**SOURCE:**
--

2. PERSONAL JURISDICTION

The State next argues the circuit court was without personal jurisdiction to bind it. We disagree.

Under Rule 65(d) of the South Carolina Rules of Civil Procedure (SCRCP), every order granting a restraining order is binding on the parties and “those persons in active concert or participation with them who receive actual notice of the order by personal service or otherwise.”6 Here, the only known media entity in possession of the videotape at the time *350Quattlebaum sought a TRO was WIS-TV, which was named and served with the motion for a TRO. We agree with the circuit court that The State was “in active concert” with WIS and had actual notice of the order so as to be bound by it. We find no error in the circuit court’s assertion of personal jurisdiction over The State.

3. PRIOR RESTRAINT7

The State next contends the circuit court erred in issuing a prior restraint as Quattlebaum failed to meet his burden of justifying its necessity. We disagree. Under the extremely limited factual circumstances of this case, we find the circuit court properly enjoined dissemination of the privileged communication between Quattlebaum and his attorney.

--

Answer these questions about the court excerpt, in short phrases:
(a) Which rule of the South Carolina Rules of Civil Procedure makes a restraining order binding on parties and those in active concert with them?
(b) Which media entity was named and served with the motion for a TRO?
(c) What did the circuit court enjoin the dissemination of?

**GIVEN DATA:**
--

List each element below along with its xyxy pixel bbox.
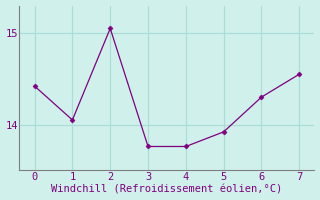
- X-axis label: Windchill (Refroidissement éolien,°C): Windchill (Refroidissement éolien,°C): [51, 184, 283, 194]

--

**OUTPUT OF THE EXERCISE:**
(a) Rule 65(d)
(b) WIS-TV
(c) The privileged communication between Quattlebaum and his attorney